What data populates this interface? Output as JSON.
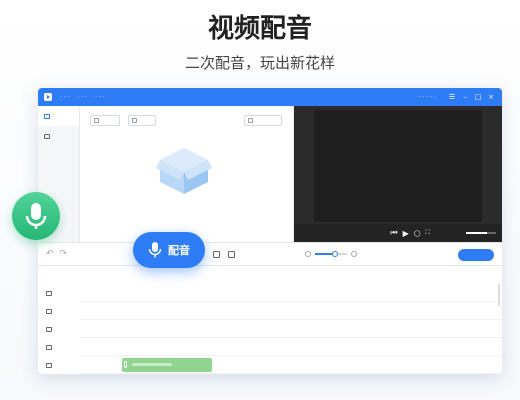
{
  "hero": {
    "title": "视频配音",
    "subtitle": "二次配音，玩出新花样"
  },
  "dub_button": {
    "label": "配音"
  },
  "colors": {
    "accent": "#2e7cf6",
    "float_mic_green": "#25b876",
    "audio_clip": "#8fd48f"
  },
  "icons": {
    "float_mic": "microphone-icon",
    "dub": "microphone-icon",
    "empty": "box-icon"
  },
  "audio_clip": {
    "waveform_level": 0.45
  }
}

WRITTEN PROBLEM –
Leave out the pictures and restate everything else word for word.

IN RESPONSE –
What data populates this interface? Output as JSON.
{
  "hero": {
    "title": "视频配音",
    "subtitle": "二次配音，玩出新花样"
  },
  "dub_button": {
    "label": "配音"
  },
  "colors": {
    "accent": "#2e7cf6",
    "float_mic_green": "#25b876",
    "audio_clip": "#8fd48f"
  },
  "icons": {
    "float_mic": "microphone-icon",
    "dub": "microphone-icon",
    "empty": "box-icon"
  },
  "audio_clip": {
    "waveform_level": 0.45
  }
}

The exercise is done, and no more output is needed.